*TASK TO COMPLETE*
Output every record word for word.

*Stored records*
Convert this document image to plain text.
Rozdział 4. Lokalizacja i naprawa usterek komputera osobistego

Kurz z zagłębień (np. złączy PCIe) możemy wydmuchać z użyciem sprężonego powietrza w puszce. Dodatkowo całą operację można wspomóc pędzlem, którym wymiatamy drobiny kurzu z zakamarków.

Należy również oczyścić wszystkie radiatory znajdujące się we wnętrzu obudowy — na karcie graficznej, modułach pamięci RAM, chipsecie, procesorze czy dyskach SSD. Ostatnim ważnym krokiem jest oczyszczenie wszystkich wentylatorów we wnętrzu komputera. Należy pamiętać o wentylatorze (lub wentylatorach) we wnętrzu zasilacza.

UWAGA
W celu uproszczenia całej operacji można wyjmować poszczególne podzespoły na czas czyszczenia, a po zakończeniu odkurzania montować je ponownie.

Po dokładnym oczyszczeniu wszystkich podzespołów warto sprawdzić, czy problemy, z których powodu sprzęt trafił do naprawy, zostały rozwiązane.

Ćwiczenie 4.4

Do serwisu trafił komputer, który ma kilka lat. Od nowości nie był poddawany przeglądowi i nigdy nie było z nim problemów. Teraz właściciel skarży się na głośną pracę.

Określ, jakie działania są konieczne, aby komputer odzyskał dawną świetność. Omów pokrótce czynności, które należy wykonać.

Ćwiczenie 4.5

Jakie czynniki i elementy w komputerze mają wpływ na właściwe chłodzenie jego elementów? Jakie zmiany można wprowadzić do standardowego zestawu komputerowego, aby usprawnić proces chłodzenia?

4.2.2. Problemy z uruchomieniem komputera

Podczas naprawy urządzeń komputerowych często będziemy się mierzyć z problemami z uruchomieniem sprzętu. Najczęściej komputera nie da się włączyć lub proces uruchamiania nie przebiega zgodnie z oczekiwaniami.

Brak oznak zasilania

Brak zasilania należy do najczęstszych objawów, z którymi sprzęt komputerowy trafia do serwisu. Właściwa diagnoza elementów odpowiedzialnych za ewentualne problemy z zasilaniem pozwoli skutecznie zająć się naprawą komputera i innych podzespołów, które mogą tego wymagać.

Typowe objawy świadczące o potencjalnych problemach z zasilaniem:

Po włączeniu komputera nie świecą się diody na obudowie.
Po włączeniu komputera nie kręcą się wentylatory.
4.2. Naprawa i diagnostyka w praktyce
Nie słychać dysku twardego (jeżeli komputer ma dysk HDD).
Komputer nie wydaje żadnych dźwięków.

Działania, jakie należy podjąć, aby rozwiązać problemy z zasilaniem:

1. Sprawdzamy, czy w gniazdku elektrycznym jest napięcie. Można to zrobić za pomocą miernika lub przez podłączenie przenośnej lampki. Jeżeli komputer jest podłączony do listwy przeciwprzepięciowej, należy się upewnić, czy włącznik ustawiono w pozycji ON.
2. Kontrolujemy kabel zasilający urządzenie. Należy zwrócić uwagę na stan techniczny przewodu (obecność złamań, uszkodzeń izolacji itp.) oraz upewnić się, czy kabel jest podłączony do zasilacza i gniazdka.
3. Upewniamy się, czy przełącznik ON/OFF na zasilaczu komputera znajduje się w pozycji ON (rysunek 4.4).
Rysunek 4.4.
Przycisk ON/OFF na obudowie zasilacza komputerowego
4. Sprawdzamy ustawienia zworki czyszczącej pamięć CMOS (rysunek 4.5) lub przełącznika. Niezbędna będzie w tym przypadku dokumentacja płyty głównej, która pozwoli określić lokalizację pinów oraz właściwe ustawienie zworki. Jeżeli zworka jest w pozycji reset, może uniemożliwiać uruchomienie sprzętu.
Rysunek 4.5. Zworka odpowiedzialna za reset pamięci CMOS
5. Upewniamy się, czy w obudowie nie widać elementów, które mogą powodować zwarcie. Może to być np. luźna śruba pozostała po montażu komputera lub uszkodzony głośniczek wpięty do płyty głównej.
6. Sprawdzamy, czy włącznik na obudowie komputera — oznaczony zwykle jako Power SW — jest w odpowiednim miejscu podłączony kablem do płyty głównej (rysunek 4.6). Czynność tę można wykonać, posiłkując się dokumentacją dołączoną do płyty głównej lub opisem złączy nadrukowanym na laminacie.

*SOLUTION TO THIS TASK*
Convert this document image to plain text.
Rozdział 4. Lokalizacja i naprawa usterek komputera osobistego

Kurz z zagłębień (np. złączy PCIe) możemy wydmuchać z użyciem sprężonego powietrza w puszce. Dodatkowo całą operację można wspomóc pędzlem, którym wymiatamy drobiny kurzu z zakamarków.

Należy również oczyścić wszystkie radiatory znajdujące się we wnętrzu obudowy — na karcie graficznej, modułach pamięci RAM, chipsecie, procesorze czy dyskach SSD. Ostatnim ważnym krokiem jest oczyszczenie wszystkich wentylatorów we wnętrzu komputera. Należy pamiętać o wentylatorze (lub wentylatorach) we wnętrzu zasilacza.

UWAGA
W celu uproszczenia całej operacji można wyjmować poszczególne podzespoły na czas czyszczenia, a po zakończeniu odkurzania montować je ponownie.

Po dokładnym oczyszczeniu wszystkich podzespołów warto sprawdzić, czy problemy, z których powodu sprzęt trafił do naprawy, zostały rozwiązane.

Ćwiczenie 4.4

Do serwisu trafił komputer, który ma kilka lat. Od nowości nie był poddawany przeglądowi i nigdy nie było z nim problemów. Teraz właściciel skarży się na głośną pracę.

Określ, jakie działania są konieczne, aby komputer odzyskał dawną świetność. Omów pokrótce czynności, które należy wykonać.

Ćwiczenie 4.5

Jakie czynniki i elementy w komputerze mają wpływ na właściwe chłodzenie jego elementów? Jakie zmiany można wprowadzić do standardowego zestawu komputerowego, aby usprawnić proces chłodzenia?

4.2.2. Problemy z uruchomieniem komputera

Podczas naprawy urządzeń komputerowych często będziemy się mierzyć z problemami z uruchomieniem sprzętu. Najczęściej komputera nie da się włączyć lub proces uruchamiania nie przebiega zgodnie z oczekiwaniami.

Brak oznak zasilania

Brak zasilania należy do najczęstszych objawów, z którymi sprzęt komputerowy trafia do serwisu. Właściwa diagnoza elementów odpowiedzialnych za ewentualne problemy z zasilaniem pozwoli skutecznie zająć się naprawą komputera i innych podzespołów, które mogą tego wymagać.

Typowe objawy świadczące o potencjalnych problemach z zasilaniem:

Po włączeniu komputera nie świecą się diody na obudowie.
Po włączeniu komputera nie kręcą się wentylatory.
4.2. Naprawa i diagnostyka w praktyce
Nie słychać dysku twardego (jeżeli komputer ma dysk HDD).
Komputer nie wydaje żadnych dźwięków.

Działania, jakie należy podjąć, aby rozwiązać problemy z zasilaniem:

1. Sprawdzamy, czy w gniazdku elektrycznym jest napięcie. Można to zrobić za pomocą miernika lub przez podłączenie przenośnej lampki. Jeżeli komputer jest podłączony do listwy przeciwprzepięciowej, należy się upewnić, czy włącznik ustawiono w pozycji ON.
2. Kontrolujemy kabel zasilający urządzenie. Należy zwrócić uwagę na stan techniczny przewodu (obecność złamań, uszkodzeń izolacji itp.) oraz upewnić się, czy kabel jest podłączony do zasilacza i gniazdka.
3. Upewniamy się, czy przełącznik ON/OFF na zasilaczu komputera znajduje się w pozycji ON (rysunek 4.4).
Rysunek 4.4.
Przycisk ON/OFF na obudowie zasilacza komputerowego
4. Sprawdzamy ustawienia zworki czyszczącej pamięć CMOS (rysunek 4.5) lub przełącznika. Niezbędna będzie w tym przypadku dokumentacja płyty głównej, która pozwoli określić lokalizację pinów oraz właściwe ustawienie zworki. Jeżeli zworka jest w pozycji reset, może uniemożliwiać uruchomienie sprzętu.
Rysunek 4.5. Zworka odpowiedzialna za reset pamięci CMOS
5. Upewniamy się, czy w obudowie nie widać elementów, które mogą powodować zwarcie. Może to być np. luźna śruba pozostała po montażu komputera lub uszkodzony głośniczek wpięty do płyty głównej.
6. Sprawdzamy, czy włącznik na obudowie komputera — oznaczony zwykle jako Power SW — jest w odpowiednim miejscu podłączony kablem do płyty głównej (rysunek 4.6). Czynność tę można wykonać, posiłkując się dokumentacją dołączoną do płyty głównej lub opisem złączy nadrukowanym na laminacie.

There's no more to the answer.